Restate the entries below verbatim.

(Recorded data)
==*==
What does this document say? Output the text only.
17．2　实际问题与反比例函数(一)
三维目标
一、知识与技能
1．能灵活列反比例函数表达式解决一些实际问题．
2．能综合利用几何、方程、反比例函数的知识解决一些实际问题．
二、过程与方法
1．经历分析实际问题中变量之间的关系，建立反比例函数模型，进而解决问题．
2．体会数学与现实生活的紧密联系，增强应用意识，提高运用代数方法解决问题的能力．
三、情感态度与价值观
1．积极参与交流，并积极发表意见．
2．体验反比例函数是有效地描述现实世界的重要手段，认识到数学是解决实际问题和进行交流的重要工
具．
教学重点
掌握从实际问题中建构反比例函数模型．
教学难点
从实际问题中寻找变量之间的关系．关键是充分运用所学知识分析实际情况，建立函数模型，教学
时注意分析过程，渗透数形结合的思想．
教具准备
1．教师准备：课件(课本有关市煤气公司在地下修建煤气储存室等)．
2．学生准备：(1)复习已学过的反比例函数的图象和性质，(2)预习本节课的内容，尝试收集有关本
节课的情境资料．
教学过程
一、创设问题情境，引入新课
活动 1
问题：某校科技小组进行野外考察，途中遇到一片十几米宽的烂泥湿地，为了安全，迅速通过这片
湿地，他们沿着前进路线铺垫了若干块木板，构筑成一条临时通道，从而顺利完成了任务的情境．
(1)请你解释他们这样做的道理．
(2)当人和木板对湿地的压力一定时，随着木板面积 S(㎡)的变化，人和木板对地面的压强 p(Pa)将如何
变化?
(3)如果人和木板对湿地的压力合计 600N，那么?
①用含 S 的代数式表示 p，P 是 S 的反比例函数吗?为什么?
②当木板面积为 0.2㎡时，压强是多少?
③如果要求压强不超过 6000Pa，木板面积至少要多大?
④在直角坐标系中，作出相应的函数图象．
==*==
SOLVED EXERCISE:
What does this document say? Output the text only.
17．2　实际问题与反比例函数(一)
三维目标
一、知识与技能
1．能灵活列反比例函数表达式解决一些实际问题．
2．能综合利用几何、方程、反比例函数的知识解决一些实际问题．
二、过程与方法
1．经历分析实际问题中变量之间的关系，建立反比例函数模型，进而解决问题．
2．体会数学与现实生活的紧密联系，增强应用意识，提高运用代数方法解决问题的能力．
三、情感态度与价值观
1．积极参与交流，并积极发表意见．
2．体验反比例函数是有效地描述现实世界的重要手段，认识到数学是解决实际问题和进行交流的重要工
具．
教学重点
掌握从实际问题中建构反比例函数模型．
教学难点
从实际问题中寻找变量之间的关系．关键是充分运用所学知识分析实际情况，建立函数模型，教学
时注意分析过程，渗透数形结合的思想．
教具准备
1．教师准备：课件(课本有关市煤气公司在地下修建煤气储存室等)．
2．学生准备：(1)复习已学过的反比例函数的图象和性质，(2)预习本节课的内容，尝试收集有关本
节课的情境资料．
教学过程
一、创设问题情境，引入新课
活动 1
问题：某校科技小组进行野外考察，途中遇到一片十几米宽的烂泥湿地，为了安全，迅速通过这片
湿地，他们沿着前进路线铺垫了若干块木板，构筑成一条临时通道，从而顺利完成了任务的情境．
(1)请你解释他们这样做的道理．
(2)当人和木板对湿地的压力一定时，随着木板面积 S(㎡)的变化，人和木板对地面的压强 p(Pa)将如何
变化?
(3)如果人和木板对湿地的压力合计 600N，那么?
①用含 S 的代数式表示 p，P 是 S 的反比例函数吗?为什么?
②当木板面积为 0.2㎡时，压强是多少?
③如果要求压强不超过 6000Pa，木板面积至少要多大?
④在直角坐标系中，作出相应的函数图象．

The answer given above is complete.